◆ Task to complete ◆
Write every record out again exactly as given.
**** Supplied material ****
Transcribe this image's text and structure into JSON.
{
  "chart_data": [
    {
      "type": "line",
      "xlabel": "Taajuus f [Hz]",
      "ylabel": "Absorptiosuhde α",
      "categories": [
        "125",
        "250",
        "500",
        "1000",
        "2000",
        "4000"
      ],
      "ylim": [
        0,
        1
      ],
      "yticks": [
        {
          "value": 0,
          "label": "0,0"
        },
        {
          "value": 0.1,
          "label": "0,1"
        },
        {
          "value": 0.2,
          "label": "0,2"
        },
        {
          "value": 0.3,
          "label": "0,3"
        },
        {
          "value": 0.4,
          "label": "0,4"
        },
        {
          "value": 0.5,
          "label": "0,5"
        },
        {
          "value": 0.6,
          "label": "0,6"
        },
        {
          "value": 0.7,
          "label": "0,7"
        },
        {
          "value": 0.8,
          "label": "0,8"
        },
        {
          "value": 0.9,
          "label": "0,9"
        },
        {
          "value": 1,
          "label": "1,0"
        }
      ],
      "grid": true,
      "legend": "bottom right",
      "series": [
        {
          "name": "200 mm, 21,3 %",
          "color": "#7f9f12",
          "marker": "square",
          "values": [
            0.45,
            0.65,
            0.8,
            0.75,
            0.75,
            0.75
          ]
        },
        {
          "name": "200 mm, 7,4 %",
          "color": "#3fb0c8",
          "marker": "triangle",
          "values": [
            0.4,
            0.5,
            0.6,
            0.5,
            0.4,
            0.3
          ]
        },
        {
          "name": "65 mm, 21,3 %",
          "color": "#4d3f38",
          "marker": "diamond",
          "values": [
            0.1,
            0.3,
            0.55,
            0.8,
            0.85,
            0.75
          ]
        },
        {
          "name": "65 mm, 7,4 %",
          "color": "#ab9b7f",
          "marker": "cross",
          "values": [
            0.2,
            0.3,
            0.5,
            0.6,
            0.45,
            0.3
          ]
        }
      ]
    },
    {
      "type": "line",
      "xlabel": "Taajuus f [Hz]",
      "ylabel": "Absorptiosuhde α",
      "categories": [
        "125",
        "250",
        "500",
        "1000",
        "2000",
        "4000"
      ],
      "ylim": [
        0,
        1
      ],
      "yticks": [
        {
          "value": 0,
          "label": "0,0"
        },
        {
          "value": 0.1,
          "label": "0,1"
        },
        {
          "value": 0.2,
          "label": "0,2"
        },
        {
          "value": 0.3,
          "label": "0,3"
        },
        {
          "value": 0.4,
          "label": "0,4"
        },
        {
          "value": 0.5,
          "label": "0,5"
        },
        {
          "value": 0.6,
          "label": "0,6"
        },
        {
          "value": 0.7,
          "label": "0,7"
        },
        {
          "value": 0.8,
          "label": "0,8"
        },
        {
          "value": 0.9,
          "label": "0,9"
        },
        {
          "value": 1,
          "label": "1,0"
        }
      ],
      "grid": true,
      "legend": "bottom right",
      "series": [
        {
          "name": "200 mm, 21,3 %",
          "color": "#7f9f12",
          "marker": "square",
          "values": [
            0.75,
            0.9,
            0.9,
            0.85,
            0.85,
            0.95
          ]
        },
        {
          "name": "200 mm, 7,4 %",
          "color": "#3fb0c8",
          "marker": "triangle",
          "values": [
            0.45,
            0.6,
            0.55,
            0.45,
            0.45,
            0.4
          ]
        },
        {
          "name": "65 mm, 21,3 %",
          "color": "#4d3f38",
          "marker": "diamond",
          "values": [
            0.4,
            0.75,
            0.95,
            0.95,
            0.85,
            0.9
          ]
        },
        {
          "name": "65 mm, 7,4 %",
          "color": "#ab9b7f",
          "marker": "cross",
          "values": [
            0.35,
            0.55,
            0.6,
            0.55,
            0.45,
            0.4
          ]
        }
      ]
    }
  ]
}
****
◆ Exercise result ◆
Transcribe this image's text and structure into JSON.
{
  "chart_data": [
    {
      "type": "line",
      "xlabel": "Taajuus f [Hz]",
      "ylabel": "Absorptiosuhde α",
      "categories": [
        "125",
        "250",
        "500",
        "1000",
        "2000",
        "4000"
      ],
      "ylim": [
        0,
        1
      ],
      "yticks": [
        {
          "value": 0,
          "label": "0,0"
        },
        {
          "value": 0.1,
          "label": "0,1"
        },
        {
          "value": 0.2,
          "label": "0,2"
        },
        {
          "value": 0.3,
          "label": "0,3"
        },
        {
          "value": 0.4,
          "label": "0,4"
        },
        {
          "value": 0.5,
          "label": "0,5"
        },
        {
          "value": 0.6,
          "label": "0,6"
        },
        {
          "value": 0.7,
          "label": "0,7"
        },
        {
          "value": 0.8,
          "label": "0,8"
        },
        {
          "value": 0.9,
          "label": "0,9"
        },
        {
          "value": 1,
          "label": "1,0"
        }
      ],
      "grid": true,
      "legend": "bottom right",
      "series": [
        {
          "name": "200 mm, 21,3 %",
          "color": "#7f9f12",
          "marker": "square",
          "values": [
            0.45,
            0.65,
            0.8,
            0.75,
            0.75,
            0.75
          ]
        },
        {
          "name": "200 mm, 7,4 %",
          "color": "#3fb0c8",
          "marker": "triangle",
          "values": [
            0.4,
            0.5,
            0.6,
            0.5,
            0.4,
            0.3
          ]
        },
        {
          "name": "65 mm, 21,3 %",
          "color": "#4d3f38",
          "marker": "diamond",
          "values": [
            0.1,
            0.3,
            0.55,
            0.8,
            0.85,
            0.75
          ]
        },
        {
          "name": "65 mm, 7,4 %",
          "color": "#ab9b7f",
          "marker": "cross",
          "values": [
            0.2,
            0.3,
            0.5,
            0.6,
            0.45,
            0.3
          ]
        }
      ]
    },
    {
      "type": "line",
      "xlabel": "Taajuus f [Hz]",
      "ylabel": "Absorptiosuhde α",
      "categories": [
        "125",
        "250",
        "500",
        "1000",
        "2000",
        "4000"
      ],
      "ylim": [
        0,
        1
      ],
      "yticks": [
        {
          "value": 0,
          "label": "0,0"
        },
        {
          "value": 0.1,
          "label": "0,1"
        },
        {
          "value": 0.2,
          "label": "0,2"
        },
        {
          "value": 0.3,
          "label": "0,3"
        },
        {
          "value": 0.4,
          "label": "0,4"
        },
        {
          "value": 0.5,
          "label": "0,5"
        },
        {
          "value": 0.6,
          "label": "0,6"
        },
        {
          "value": 0.7,
          "label": "0,7"
        },
        {
          "value": 0.8,
          "label": "0,8"
        },
        {
          "value": 0.9,
          "label": "0,9"
        },
        {
          "value": 1,
          "label": "1,0"
        }
      ],
      "grid": true,
      "legend": "bottom right",
      "series": [
        {
          "name": "200 mm, 21,3 %",
          "color": "#7f9f12",
          "marker": "square",
          "values": [
            0.75,
            0.9,
            0.9,
            0.85,
            0.85,
            0.95
          ]
        },
        {
          "name": "200 mm, 7,4 %",
          "color": "#3fb0c8",
          "marker": "triangle",
          "values": [
            0.45,
            0.6,
            0.55,
            0.45,
            0.45,
            0.4
          ]
        },
        {
          "name": "65 mm, 21,3 %",
          "color": "#4d3f38",
          "marker": "diamond",
          "values": [
            0.4,
            0.75,
            0.95,
            0.95,
            0.85,
            0.9
          ]
        },
        {
          "name": "65 mm, 7,4 %",
          "color": "#ab9b7f",
          "marker": "cross",
          "values": [
            0.35,
            0.55,
            0.6,
            0.55,
            0.45,
            0.4
          ]
        }
      ]
    }
  ]
}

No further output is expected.